**DO THIS**. Check each line of the records for "Only"; collect those that have it.

**TASK INPUT**.
============

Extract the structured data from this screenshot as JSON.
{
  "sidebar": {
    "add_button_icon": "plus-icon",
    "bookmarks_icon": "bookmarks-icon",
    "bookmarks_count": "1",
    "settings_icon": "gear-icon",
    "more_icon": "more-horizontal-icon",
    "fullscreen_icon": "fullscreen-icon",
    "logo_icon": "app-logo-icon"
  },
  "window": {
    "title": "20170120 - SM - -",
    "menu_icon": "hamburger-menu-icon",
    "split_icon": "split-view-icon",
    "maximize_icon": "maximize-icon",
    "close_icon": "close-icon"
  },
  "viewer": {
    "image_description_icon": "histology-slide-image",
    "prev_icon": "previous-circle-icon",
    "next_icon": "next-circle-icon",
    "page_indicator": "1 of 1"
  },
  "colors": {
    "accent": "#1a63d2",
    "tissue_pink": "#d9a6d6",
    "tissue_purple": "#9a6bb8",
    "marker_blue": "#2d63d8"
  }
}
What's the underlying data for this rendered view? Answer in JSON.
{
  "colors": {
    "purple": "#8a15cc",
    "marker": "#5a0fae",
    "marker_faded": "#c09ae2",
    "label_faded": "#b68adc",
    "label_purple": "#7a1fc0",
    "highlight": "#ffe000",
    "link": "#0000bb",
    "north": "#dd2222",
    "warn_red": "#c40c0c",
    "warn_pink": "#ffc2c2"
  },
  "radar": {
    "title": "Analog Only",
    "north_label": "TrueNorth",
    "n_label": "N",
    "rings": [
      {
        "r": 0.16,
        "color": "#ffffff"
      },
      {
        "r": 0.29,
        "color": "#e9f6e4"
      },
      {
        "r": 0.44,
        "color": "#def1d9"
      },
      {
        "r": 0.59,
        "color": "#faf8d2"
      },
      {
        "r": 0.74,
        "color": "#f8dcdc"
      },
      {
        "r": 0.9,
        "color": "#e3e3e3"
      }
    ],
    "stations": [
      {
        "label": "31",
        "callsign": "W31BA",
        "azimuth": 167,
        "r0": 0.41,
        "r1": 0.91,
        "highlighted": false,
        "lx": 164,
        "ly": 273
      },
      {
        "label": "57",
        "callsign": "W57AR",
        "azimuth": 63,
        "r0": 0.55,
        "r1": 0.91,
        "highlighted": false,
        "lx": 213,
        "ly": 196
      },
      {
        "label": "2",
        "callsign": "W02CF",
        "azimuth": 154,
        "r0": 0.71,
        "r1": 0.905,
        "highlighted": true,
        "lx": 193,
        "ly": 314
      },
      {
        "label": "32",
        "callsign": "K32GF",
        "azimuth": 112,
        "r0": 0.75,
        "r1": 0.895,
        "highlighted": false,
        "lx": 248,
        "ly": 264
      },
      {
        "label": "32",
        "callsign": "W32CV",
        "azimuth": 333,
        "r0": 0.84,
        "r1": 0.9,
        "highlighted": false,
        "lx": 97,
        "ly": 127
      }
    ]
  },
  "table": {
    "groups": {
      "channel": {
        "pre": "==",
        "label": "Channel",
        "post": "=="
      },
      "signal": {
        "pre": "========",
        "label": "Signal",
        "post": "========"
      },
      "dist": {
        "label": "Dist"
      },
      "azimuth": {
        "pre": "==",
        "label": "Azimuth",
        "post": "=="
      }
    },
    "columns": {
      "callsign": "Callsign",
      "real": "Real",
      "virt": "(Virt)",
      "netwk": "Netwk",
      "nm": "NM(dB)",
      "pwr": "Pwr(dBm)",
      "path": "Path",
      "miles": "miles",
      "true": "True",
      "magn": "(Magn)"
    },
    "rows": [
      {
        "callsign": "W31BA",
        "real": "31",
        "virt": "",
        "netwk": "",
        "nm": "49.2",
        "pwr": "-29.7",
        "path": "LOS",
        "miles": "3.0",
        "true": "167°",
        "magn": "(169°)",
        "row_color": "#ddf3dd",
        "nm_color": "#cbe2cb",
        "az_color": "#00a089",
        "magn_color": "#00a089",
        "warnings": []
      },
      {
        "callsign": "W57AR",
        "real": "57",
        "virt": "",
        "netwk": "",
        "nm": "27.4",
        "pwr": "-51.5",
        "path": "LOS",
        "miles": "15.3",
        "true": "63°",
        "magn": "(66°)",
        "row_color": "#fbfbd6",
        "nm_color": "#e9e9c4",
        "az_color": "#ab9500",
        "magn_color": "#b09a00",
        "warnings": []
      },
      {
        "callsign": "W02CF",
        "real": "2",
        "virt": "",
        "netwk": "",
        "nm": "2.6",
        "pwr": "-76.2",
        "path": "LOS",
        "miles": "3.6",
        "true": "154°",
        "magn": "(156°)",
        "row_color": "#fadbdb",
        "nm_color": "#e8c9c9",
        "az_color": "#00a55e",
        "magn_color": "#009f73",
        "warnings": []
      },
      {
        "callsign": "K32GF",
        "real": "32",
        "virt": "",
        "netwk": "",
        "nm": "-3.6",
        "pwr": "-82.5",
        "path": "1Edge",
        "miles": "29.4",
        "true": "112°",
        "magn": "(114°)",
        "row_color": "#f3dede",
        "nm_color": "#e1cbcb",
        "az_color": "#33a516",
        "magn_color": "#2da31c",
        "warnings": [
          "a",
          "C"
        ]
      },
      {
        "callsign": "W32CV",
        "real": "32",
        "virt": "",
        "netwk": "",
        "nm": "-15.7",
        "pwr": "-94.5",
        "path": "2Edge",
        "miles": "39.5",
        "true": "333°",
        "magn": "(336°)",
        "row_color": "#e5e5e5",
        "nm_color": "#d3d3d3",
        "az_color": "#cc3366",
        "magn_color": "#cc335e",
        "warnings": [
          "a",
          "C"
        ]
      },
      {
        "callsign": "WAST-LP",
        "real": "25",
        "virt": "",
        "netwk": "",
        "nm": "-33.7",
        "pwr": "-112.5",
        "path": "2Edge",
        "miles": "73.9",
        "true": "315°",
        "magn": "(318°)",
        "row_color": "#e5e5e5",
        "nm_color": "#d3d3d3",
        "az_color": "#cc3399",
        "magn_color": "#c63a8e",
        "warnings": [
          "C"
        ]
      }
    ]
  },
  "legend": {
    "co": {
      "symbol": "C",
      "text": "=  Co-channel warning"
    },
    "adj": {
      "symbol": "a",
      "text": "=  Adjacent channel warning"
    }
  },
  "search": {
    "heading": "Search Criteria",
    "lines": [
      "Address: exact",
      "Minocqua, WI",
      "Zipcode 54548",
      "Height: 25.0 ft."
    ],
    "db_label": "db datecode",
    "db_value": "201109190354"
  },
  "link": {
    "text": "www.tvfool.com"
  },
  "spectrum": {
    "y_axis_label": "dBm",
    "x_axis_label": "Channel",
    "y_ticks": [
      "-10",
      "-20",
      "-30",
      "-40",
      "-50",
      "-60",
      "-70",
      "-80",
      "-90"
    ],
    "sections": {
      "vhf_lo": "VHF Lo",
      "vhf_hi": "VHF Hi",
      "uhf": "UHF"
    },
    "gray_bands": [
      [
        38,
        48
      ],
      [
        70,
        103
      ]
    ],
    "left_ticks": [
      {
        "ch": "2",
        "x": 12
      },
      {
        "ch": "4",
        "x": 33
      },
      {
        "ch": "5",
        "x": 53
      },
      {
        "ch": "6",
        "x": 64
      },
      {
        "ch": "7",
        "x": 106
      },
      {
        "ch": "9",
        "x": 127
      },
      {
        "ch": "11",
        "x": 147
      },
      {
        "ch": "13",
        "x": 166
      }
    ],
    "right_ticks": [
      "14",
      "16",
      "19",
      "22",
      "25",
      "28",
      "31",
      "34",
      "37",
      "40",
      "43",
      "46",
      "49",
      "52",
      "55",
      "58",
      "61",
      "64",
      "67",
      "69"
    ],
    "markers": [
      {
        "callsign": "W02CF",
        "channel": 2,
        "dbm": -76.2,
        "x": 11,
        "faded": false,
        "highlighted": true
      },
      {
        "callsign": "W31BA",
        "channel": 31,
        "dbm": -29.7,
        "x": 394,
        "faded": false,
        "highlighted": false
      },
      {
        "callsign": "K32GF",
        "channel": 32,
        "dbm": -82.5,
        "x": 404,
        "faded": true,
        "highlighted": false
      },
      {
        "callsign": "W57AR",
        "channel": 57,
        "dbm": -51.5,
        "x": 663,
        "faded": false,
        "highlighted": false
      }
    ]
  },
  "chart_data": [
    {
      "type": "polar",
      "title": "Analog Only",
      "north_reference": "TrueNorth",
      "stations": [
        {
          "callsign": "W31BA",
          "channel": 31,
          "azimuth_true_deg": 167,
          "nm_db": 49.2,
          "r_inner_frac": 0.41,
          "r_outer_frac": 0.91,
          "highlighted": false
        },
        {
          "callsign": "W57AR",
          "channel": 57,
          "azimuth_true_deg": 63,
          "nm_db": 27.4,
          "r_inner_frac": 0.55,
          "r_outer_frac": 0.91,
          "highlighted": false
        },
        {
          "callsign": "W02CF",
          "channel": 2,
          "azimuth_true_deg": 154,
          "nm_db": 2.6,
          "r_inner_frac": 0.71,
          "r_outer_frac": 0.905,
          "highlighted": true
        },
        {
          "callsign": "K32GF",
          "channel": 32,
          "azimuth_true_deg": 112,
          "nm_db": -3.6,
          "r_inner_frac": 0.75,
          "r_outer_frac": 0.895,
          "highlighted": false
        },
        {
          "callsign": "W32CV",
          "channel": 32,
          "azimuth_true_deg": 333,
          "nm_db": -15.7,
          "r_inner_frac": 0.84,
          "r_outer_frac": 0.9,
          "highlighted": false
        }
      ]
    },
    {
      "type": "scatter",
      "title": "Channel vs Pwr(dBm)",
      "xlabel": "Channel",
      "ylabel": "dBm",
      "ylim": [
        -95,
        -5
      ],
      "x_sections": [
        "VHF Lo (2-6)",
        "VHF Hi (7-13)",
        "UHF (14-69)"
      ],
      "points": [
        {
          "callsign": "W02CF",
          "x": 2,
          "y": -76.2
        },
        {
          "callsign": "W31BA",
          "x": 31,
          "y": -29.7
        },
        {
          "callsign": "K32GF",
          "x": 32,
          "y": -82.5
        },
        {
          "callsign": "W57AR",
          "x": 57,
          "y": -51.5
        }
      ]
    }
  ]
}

============

**SOLUTION FOR THIS PROBLEM**.
    "title": "Analog Only",
      "title": "Analog Only",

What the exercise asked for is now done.